■ What needs to be done
Provide only the number of lines where "Choose" occurs.

■ Collected data entries
--*--
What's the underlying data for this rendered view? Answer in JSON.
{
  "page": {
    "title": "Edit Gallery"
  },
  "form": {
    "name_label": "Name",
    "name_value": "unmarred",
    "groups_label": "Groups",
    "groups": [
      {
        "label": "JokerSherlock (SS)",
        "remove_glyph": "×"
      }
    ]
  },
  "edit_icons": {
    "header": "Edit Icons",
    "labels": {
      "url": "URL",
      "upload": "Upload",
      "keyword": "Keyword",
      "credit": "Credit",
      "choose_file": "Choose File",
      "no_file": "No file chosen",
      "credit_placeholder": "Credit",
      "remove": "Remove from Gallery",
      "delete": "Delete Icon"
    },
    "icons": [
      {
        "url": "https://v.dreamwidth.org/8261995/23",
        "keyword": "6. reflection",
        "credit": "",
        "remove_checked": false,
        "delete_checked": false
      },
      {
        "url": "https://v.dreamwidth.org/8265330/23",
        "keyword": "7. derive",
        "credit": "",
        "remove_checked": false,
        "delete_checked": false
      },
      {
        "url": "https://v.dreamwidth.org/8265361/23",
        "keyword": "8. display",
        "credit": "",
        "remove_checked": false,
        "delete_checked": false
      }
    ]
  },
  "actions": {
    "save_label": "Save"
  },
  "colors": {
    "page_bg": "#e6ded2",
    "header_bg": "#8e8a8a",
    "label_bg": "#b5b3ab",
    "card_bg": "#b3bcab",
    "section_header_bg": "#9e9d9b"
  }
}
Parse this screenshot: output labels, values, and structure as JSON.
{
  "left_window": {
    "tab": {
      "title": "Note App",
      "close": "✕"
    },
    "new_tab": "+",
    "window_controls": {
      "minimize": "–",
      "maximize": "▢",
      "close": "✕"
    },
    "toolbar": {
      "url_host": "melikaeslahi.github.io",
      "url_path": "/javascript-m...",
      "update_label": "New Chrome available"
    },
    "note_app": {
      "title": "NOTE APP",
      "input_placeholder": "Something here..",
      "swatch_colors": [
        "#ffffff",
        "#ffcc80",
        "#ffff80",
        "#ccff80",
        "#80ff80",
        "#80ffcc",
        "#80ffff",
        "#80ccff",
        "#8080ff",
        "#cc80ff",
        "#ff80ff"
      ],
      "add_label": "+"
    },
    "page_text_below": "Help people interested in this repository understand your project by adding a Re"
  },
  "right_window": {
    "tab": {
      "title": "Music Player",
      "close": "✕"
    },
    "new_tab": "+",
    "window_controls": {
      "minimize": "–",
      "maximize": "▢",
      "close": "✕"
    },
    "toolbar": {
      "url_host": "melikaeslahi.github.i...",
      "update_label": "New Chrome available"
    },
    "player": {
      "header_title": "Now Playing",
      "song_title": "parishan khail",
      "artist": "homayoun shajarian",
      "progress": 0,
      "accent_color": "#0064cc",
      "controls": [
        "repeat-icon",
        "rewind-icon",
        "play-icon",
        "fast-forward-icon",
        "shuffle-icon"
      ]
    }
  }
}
--*--
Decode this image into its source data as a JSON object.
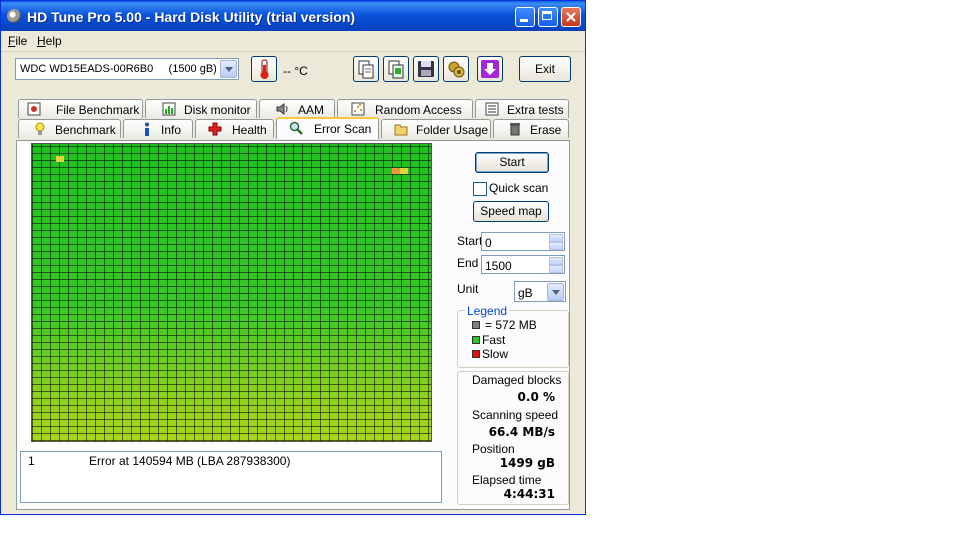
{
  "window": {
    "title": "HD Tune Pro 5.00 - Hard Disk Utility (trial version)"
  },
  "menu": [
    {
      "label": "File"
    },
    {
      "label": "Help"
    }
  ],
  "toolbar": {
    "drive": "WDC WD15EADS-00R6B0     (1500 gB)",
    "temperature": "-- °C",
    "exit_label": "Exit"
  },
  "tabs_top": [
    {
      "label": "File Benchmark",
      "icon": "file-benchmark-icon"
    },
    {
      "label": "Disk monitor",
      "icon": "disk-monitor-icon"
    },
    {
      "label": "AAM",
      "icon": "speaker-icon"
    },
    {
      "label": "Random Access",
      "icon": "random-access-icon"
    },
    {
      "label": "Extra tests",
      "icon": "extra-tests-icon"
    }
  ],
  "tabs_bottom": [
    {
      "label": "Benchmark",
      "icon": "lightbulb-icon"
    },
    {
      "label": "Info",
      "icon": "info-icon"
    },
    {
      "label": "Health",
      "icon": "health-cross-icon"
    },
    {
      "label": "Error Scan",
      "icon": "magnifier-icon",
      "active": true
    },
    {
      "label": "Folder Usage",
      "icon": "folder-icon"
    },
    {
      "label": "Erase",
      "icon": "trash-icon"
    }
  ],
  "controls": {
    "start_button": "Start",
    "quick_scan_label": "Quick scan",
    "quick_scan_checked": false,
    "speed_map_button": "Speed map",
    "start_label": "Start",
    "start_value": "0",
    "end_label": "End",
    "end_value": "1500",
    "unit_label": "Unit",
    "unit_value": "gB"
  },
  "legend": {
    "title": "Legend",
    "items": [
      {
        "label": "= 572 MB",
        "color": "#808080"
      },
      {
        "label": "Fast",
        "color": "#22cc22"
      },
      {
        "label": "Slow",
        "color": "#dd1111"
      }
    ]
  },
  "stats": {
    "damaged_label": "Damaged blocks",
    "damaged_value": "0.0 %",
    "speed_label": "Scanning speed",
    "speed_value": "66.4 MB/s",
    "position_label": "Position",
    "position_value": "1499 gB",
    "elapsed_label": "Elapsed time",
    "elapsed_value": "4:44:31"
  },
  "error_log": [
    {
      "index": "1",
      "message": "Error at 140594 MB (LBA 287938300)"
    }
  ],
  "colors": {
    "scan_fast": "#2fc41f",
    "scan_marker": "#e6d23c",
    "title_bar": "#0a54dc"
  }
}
--*--
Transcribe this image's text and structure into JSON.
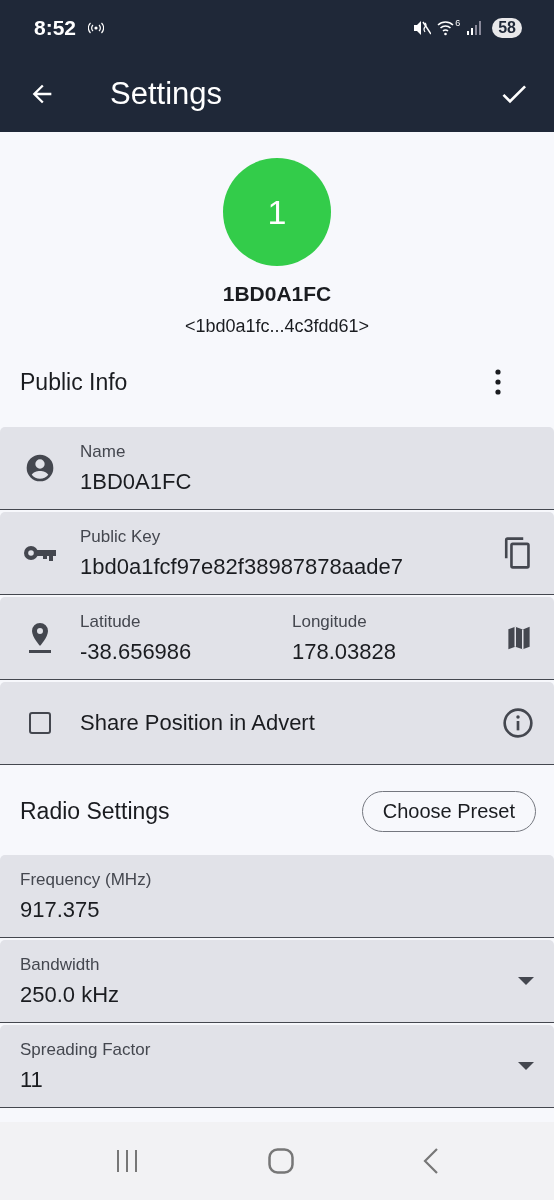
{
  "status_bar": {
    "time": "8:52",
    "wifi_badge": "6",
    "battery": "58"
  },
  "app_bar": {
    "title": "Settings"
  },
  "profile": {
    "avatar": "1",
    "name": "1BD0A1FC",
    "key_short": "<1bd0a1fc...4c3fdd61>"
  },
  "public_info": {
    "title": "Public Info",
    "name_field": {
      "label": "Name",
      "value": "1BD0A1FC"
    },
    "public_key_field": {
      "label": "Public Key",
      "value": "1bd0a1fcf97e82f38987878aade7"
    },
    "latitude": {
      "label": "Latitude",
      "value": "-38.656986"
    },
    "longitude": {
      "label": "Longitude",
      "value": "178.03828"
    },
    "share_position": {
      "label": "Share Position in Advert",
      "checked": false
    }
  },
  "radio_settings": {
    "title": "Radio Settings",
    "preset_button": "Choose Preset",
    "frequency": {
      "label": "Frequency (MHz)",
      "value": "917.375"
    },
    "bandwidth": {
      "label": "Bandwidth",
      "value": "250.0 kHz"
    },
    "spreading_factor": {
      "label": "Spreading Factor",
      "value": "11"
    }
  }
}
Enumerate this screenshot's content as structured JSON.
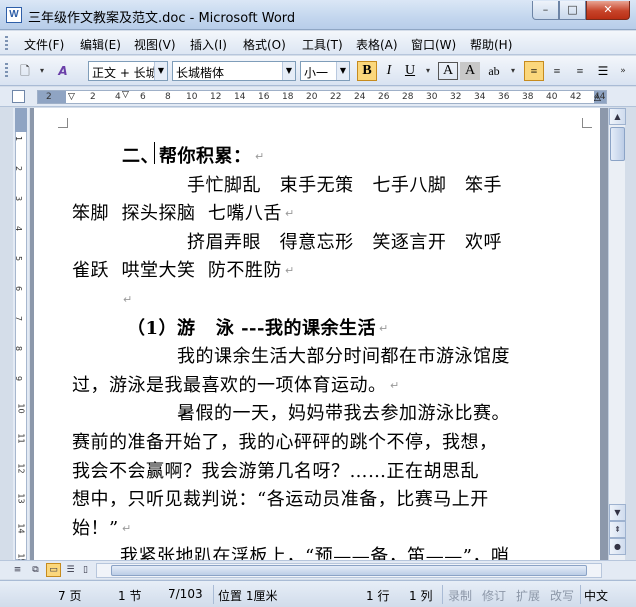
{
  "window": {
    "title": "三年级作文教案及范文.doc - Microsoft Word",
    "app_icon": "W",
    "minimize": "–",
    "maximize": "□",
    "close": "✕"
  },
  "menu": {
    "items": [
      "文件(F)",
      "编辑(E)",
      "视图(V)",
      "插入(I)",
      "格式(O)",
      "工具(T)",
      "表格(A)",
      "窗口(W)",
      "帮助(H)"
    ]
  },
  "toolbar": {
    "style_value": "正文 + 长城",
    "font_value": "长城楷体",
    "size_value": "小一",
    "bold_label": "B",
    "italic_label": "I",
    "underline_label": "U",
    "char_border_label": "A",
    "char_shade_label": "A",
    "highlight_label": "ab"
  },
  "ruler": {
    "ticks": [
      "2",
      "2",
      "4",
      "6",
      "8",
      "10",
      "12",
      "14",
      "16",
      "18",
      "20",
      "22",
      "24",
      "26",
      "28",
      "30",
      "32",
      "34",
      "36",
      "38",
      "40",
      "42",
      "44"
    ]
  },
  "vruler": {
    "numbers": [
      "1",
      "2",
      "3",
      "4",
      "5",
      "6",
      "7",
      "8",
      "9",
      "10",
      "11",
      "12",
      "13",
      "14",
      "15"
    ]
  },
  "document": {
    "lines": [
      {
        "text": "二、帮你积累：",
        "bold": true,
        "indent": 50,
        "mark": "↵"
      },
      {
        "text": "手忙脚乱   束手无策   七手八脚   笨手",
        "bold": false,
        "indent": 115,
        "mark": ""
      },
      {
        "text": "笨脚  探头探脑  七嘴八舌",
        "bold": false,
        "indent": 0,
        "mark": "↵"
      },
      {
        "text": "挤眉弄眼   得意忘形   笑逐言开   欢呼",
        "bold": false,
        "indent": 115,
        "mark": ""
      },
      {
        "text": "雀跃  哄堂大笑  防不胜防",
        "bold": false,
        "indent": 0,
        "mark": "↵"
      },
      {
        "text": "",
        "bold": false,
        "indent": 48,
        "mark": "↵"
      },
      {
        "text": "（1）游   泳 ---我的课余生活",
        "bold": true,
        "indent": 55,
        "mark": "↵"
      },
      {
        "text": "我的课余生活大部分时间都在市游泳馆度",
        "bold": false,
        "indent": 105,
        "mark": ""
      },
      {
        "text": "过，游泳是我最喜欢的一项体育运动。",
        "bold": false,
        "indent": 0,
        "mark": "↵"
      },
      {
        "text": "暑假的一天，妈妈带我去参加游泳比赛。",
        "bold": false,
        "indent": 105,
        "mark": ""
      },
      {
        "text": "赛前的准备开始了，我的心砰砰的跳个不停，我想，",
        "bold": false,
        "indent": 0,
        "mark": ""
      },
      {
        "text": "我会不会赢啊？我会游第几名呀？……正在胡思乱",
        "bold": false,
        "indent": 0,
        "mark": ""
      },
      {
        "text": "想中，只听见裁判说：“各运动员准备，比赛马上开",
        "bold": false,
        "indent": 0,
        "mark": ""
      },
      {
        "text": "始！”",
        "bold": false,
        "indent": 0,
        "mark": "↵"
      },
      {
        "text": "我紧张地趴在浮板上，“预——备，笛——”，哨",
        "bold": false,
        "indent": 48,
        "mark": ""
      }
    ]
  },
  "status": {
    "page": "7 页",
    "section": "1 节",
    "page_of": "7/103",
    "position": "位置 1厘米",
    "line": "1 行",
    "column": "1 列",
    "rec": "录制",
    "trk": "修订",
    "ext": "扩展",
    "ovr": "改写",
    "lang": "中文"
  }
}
--*--
■ Output below
2